■ What the task asks ■
Give a verbatim copy of the lines below, minus the pictures.

■ The data ■
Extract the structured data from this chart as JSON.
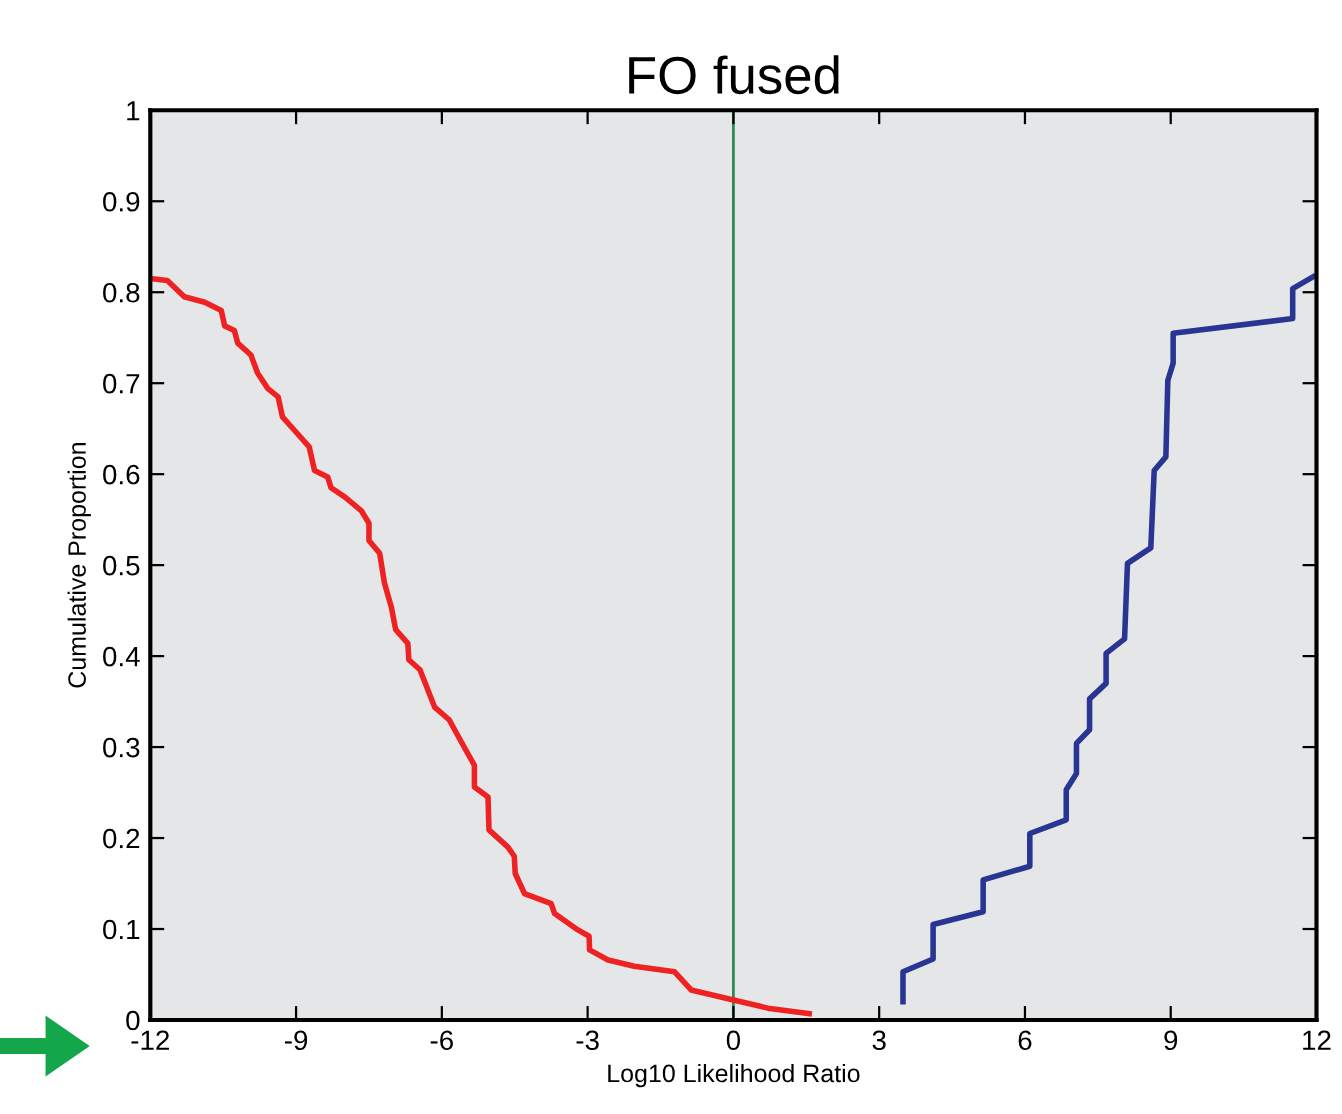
{
  "chart_data": {
    "type": "line",
    "title": "FO fused",
    "xlabel": "Log10 Likelihood Ratio",
    "ylabel": "Cumulative Proportion",
    "xlim": [
      -12,
      12
    ],
    "ylim": [
      0,
      1
    ],
    "xticks": [
      -12,
      -9,
      -6,
      -3,
      0,
      3,
      6,
      9,
      12
    ],
    "yticks": [
      0,
      0.1,
      0.2,
      0.3,
      0.4,
      0.5,
      0.6,
      0.7,
      0.8,
      0.9,
      1
    ],
    "grid": false,
    "legend": false,
    "marker": "none",
    "line_style": "solid",
    "ref_lines": [
      {
        "axis": "x",
        "value": 0,
        "color": "#2e8b57"
      }
    ],
    "series": [
      {
        "color": "#ee2222",
        "x": [
          -12,
          -11.65,
          -11.3,
          -10.88,
          -10.54,
          -10.47,
          -10.27,
          -10.2,
          -9.93,
          -9.79,
          -9.58,
          -9.37,
          -9.28,
          -9.03,
          -8.73,
          -8.62,
          -8.35,
          -8.28,
          -8,
          -7.66,
          -7.5,
          -7.5,
          -7.28,
          -7.18,
          -7.04,
          -6.95,
          -6.7,
          -6.68,
          -6.45,
          -6.15,
          -5.85,
          -5.53,
          -5.33,
          -5.33,
          -5.05,
          -5.03,
          -4.64,
          -4.51,
          -4.49,
          -4.3,
          -3.75,
          -3.68,
          -3.2,
          -2.97,
          -2.96,
          -2.58,
          -2.04,
          -1.21,
          -0.87,
          0,
          0.71,
          1.56
        ],
        "values": [
          0.815,
          0.813,
          0.795,
          0.789,
          0.78,
          0.763,
          0.758,
          0.744,
          0.731,
          0.711,
          0.694,
          0.685,
          0.663,
          0.648,
          0.63,
          0.604,
          0.597,
          0.585,
          0.575,
          0.56,
          0.546,
          0.527,
          0.513,
          0.48,
          0.454,
          0.429,
          0.414,
          0.396,
          0.385,
          0.344,
          0.33,
          0.299,
          0.28,
          0.256,
          0.245,
          0.209,
          0.19,
          0.18,
          0.161,
          0.139,
          0.128,
          0.117,
          0.099,
          0.092,
          0.077,
          0.066,
          0.059,
          0.053,
          0.033,
          0.022,
          0.013,
          0.007
        ]
      },
      {
        "color": "#283593",
        "x": [
          3.49,
          3.49,
          4.11,
          4.11,
          5.14,
          5.14,
          6.1,
          6.1,
          6.85,
          6.85,
          7.06,
          7.06,
          7.33,
          7.33,
          7.67,
          7.67,
          8.05,
          8.11,
          8.59,
          8.66,
          8.9,
          8.94,
          9.05,
          9.05,
          11.51,
          11.51,
          11.93
        ],
        "values": [
          0.02,
          0.053,
          0.067,
          0.105,
          0.119,
          0.154,
          0.169,
          0.205,
          0.22,
          0.253,
          0.271,
          0.304,
          0.319,
          0.353,
          0.37,
          0.403,
          0.419,
          0.502,
          0.519,
          0.604,
          0.619,
          0.703,
          0.722,
          0.755,
          0.771,
          0.804,
          0.817
        ]
      }
    ]
  }
}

■ Answer to this problem ■
Extract the structured data from this chart as JSON.
{
  "chart_data": {
    "type": "line",
    "title": "FO fused",
    "xlabel": "Log10 Likelihood Ratio",
    "ylabel": "Cumulative Proportion",
    "xlim": [
      -12,
      12
    ],
    "ylim": [
      0,
      1
    ],
    "xticks": [
      -12,
      -9,
      -6,
      -3,
      0,
      3,
      6,
      9,
      12
    ],
    "yticks": [
      0,
      0.1,
      0.2,
      0.3,
      0.4,
      0.5,
      0.6,
      0.7,
      0.8,
      0.9,
      1
    ],
    "grid": false,
    "legend": false,
    "marker": "none",
    "line_style": "solid",
    "ref_lines": [
      {
        "axis": "x",
        "value": 0,
        "color": "#2e8b57"
      }
    ],
    "series": [
      {
        "color": "#ee2222",
        "x": [
          -12,
          -11.65,
          -11.3,
          -10.88,
          -10.54,
          -10.47,
          -10.27,
          -10.2,
          -9.93,
          -9.79,
          -9.58,
          -9.37,
          -9.28,
          -9.03,
          -8.73,
          -8.62,
          -8.35,
          -8.28,
          -8,
          -7.66,
          -7.5,
          -7.5,
          -7.28,
          -7.18,
          -7.04,
          -6.95,
          -6.7,
          -6.68,
          -6.45,
          -6.15,
          -5.85,
          -5.53,
          -5.33,
          -5.33,
          -5.05,
          -5.03,
          -4.64,
          -4.51,
          -4.49,
          -4.3,
          -3.75,
          -3.68,
          -3.2,
          -2.97,
          -2.96,
          -2.58,
          -2.04,
          -1.21,
          -0.87,
          0,
          0.71,
          1.56
        ],
        "values": [
          0.815,
          0.813,
          0.795,
          0.789,
          0.78,
          0.763,
          0.758,
          0.744,
          0.731,
          0.711,
          0.694,
          0.685,
          0.663,
          0.648,
          0.63,
          0.604,
          0.597,
          0.585,
          0.575,
          0.56,
          0.546,
          0.527,
          0.513,
          0.48,
          0.454,
          0.429,
          0.414,
          0.396,
          0.385,
          0.344,
          0.33,
          0.299,
          0.28,
          0.256,
          0.245,
          0.209,
          0.19,
          0.18,
          0.161,
          0.139,
          0.128,
          0.117,
          0.099,
          0.092,
          0.077,
          0.066,
          0.059,
          0.053,
          0.033,
          0.022,
          0.013,
          0.007
        ]
      },
      {
        "color": "#283593",
        "x": [
          3.49,
          3.49,
          4.11,
          4.11,
          5.14,
          5.14,
          6.1,
          6.1,
          6.85,
          6.85,
          7.06,
          7.06,
          7.33,
          7.33,
          7.67,
          7.67,
          8.05,
          8.11,
          8.59,
          8.66,
          8.9,
          8.94,
          9.05,
          9.05,
          11.51,
          11.51,
          11.93
        ],
        "values": [
          0.02,
          0.053,
          0.067,
          0.105,
          0.119,
          0.154,
          0.169,
          0.205,
          0.22,
          0.253,
          0.271,
          0.304,
          0.319,
          0.353,
          0.37,
          0.403,
          0.419,
          0.502,
          0.519,
          0.604,
          0.619,
          0.703,
          0.722,
          0.755,
          0.771,
          0.804,
          0.817
        ]
      }
    ]
  }
}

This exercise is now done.